-- begin Data records --
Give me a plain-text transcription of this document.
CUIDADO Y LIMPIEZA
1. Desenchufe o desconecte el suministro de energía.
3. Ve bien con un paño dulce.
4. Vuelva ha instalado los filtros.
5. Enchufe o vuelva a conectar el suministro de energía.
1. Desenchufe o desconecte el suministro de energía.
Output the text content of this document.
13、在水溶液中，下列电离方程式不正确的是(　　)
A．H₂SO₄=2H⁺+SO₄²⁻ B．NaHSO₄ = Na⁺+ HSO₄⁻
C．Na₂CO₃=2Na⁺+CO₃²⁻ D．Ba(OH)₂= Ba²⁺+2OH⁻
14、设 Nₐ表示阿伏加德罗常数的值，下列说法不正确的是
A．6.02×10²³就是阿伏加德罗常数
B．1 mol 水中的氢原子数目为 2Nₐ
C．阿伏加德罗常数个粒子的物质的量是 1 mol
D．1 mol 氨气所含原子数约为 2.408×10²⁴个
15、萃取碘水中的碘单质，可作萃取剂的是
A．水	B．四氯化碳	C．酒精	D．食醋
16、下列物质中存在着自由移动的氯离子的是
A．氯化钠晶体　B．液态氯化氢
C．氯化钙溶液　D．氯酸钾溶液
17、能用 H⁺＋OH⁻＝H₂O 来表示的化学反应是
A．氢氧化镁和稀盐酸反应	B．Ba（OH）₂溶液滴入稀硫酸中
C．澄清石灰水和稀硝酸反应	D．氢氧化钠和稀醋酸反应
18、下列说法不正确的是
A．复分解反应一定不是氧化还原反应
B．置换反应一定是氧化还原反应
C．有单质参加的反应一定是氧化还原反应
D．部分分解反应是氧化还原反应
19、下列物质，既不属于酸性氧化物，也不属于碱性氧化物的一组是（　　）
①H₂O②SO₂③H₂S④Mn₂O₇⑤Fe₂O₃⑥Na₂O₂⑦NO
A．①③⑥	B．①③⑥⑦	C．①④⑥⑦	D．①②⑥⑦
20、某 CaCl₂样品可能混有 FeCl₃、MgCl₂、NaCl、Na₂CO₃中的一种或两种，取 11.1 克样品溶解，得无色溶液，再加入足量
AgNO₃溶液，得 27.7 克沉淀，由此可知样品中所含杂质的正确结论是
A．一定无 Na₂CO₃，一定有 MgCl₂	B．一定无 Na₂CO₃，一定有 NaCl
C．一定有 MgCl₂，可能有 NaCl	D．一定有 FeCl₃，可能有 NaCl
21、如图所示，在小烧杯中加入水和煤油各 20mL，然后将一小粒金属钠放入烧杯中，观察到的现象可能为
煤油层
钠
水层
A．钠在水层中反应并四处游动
-- end Data records --
- _Your instructions_: Which lines include the word "text"? Copy every one of them.

- _Answer_:
Give me a plain-text transcription of this document.
Output the text content of this document.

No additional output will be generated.